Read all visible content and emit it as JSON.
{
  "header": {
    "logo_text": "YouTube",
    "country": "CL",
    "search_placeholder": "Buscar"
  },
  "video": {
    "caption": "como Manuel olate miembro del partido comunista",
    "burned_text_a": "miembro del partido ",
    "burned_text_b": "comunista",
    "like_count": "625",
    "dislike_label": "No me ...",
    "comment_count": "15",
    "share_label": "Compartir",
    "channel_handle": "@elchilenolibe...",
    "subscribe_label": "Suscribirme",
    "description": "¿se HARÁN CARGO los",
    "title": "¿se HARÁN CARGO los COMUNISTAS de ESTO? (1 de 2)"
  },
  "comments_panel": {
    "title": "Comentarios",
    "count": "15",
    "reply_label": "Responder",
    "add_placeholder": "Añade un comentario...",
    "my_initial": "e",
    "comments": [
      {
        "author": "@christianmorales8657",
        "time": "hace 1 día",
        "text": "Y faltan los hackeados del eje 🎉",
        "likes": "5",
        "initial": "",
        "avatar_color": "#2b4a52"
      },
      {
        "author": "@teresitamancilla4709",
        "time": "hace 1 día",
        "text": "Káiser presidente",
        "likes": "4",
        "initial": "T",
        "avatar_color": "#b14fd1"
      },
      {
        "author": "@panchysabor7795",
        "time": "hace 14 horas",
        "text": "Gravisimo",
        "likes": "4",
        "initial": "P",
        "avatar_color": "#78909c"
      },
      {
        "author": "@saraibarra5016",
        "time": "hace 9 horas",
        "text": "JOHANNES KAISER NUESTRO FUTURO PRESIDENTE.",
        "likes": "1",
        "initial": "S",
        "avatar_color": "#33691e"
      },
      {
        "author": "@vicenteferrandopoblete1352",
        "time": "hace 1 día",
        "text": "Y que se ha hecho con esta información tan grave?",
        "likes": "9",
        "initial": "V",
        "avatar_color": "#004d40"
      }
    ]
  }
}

────

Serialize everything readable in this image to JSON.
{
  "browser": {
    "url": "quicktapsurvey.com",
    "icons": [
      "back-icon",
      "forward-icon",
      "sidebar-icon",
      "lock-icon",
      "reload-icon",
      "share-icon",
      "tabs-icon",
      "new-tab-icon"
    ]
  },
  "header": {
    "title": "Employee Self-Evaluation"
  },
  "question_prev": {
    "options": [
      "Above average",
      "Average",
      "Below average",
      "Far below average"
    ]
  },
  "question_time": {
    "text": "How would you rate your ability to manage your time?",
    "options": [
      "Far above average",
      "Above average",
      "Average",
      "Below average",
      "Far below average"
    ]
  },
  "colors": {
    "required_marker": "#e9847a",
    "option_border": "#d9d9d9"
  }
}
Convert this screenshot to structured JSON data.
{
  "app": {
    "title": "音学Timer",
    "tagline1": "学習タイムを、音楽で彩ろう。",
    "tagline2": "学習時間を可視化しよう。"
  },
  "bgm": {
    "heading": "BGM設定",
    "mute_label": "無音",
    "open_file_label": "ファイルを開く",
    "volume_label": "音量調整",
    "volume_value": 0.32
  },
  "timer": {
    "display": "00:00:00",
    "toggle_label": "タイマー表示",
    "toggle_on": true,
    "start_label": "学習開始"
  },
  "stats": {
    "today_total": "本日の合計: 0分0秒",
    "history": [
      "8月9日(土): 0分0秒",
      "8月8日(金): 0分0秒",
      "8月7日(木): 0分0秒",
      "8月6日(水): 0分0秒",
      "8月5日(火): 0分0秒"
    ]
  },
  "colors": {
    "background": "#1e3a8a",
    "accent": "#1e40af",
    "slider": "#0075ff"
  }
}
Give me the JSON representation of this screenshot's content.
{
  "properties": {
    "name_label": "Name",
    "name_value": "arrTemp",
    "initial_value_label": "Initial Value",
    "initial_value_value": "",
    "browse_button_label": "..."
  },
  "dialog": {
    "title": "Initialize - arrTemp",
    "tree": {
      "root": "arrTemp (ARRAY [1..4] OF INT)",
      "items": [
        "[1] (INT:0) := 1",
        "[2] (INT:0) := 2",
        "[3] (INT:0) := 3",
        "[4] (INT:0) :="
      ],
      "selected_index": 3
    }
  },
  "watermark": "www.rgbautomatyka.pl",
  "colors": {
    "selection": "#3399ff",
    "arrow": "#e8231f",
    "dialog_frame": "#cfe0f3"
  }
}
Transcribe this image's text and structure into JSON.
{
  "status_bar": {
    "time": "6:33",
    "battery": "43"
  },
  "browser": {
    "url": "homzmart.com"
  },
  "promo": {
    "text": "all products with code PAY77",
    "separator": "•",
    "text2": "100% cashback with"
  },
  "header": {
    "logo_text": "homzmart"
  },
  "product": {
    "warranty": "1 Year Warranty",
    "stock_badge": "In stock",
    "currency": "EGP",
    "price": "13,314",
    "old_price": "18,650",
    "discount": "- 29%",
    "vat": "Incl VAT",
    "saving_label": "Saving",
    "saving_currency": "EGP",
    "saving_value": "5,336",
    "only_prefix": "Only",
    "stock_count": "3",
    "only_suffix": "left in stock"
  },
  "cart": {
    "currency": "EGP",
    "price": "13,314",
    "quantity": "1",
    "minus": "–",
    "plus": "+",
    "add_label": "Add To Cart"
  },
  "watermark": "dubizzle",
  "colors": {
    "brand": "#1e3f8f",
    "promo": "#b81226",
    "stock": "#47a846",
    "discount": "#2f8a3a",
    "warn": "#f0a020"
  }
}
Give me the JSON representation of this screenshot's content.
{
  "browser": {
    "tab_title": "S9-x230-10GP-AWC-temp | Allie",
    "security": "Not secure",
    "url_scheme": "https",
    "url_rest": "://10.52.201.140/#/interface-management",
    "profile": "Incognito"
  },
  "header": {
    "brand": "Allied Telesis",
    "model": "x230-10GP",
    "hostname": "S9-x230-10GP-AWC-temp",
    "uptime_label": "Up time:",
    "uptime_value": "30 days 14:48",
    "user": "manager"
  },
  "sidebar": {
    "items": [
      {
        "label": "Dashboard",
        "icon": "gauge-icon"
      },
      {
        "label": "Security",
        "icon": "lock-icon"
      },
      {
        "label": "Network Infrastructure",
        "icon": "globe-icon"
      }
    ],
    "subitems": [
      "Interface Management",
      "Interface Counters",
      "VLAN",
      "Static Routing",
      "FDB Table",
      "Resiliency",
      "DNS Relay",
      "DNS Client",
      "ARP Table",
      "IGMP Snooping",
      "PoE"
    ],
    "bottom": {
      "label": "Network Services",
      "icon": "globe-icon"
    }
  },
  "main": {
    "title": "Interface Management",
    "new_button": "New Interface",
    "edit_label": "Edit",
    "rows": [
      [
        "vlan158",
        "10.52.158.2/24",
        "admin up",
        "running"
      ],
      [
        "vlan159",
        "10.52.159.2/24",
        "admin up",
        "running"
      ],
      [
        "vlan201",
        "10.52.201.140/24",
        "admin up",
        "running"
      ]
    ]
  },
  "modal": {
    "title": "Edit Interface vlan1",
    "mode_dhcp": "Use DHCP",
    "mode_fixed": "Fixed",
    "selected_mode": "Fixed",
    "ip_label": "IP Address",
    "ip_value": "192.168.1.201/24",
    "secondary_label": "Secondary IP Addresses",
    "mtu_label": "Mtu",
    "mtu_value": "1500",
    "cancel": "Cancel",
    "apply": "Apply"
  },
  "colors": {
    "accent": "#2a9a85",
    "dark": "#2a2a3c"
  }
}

────

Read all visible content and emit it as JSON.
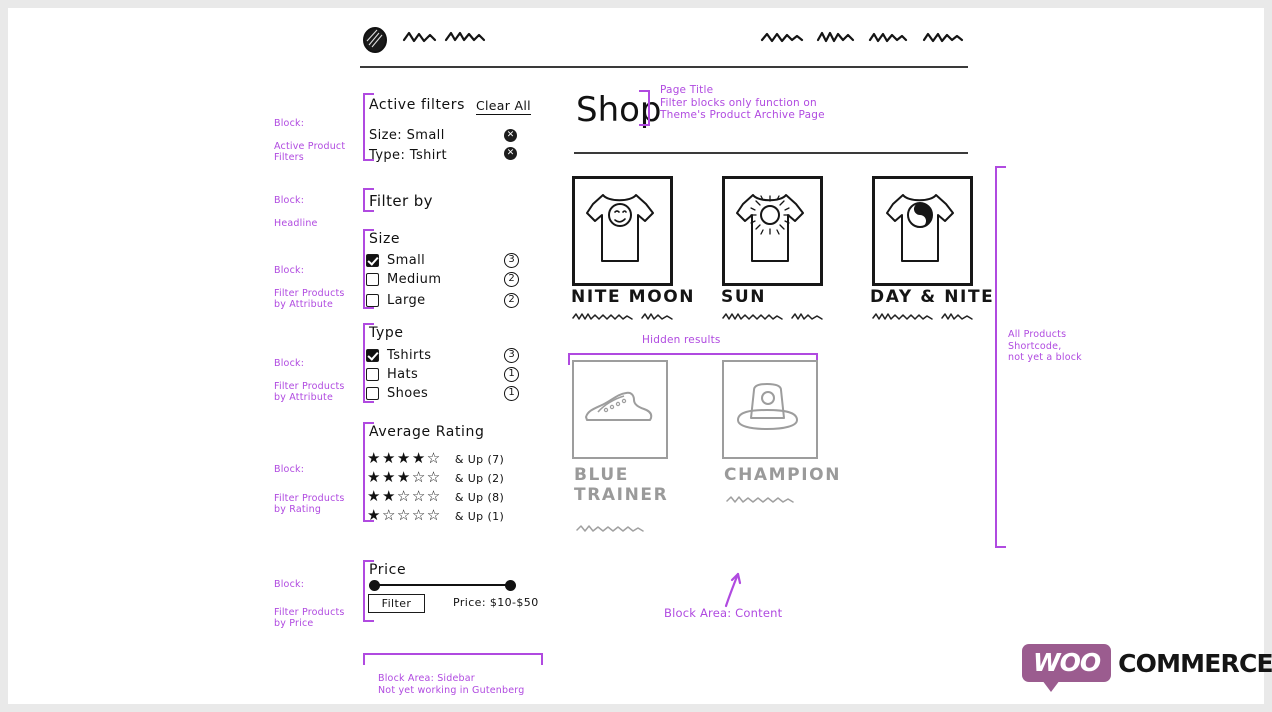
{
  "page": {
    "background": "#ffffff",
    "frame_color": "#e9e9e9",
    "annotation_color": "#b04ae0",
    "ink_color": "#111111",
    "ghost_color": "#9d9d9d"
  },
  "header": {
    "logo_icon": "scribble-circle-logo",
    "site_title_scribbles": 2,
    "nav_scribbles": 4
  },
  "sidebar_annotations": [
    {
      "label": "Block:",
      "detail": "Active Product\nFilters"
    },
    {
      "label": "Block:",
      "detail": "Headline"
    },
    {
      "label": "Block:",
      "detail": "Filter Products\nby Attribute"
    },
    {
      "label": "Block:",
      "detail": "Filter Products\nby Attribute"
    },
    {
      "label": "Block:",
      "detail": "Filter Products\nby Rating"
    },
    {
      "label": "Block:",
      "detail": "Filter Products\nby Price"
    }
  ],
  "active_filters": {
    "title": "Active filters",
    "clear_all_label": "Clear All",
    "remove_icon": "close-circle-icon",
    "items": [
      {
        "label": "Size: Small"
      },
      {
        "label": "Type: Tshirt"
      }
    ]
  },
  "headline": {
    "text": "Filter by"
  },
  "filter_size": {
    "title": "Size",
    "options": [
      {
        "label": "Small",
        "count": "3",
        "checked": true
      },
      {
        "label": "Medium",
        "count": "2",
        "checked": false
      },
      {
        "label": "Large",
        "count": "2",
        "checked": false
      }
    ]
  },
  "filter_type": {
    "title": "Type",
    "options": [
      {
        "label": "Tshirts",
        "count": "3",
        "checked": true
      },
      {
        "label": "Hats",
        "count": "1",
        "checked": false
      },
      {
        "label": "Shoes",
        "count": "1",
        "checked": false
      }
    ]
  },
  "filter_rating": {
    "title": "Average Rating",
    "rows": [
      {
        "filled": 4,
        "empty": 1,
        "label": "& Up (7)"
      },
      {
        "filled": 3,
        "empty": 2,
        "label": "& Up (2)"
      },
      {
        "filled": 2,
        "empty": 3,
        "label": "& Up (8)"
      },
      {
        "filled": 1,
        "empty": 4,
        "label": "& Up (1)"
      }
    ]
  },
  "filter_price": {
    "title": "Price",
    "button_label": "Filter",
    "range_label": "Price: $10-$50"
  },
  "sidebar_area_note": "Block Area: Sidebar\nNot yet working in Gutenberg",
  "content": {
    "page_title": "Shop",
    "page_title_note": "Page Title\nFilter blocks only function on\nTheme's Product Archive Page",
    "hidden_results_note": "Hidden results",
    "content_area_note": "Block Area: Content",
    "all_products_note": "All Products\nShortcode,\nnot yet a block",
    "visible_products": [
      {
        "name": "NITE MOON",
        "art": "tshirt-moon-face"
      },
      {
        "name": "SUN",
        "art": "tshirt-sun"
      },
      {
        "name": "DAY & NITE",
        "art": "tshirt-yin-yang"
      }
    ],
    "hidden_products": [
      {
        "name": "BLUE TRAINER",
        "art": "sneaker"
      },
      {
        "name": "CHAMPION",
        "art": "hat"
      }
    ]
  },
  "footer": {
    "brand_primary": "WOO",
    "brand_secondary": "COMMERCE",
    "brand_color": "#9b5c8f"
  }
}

────

• _The exercise_:
Copy each line above containing the string "miembro".

• _Result_:
    "caption": "como Manuel olate miembro del partido comunista",
    "burned_text_a": "miembro del partido ",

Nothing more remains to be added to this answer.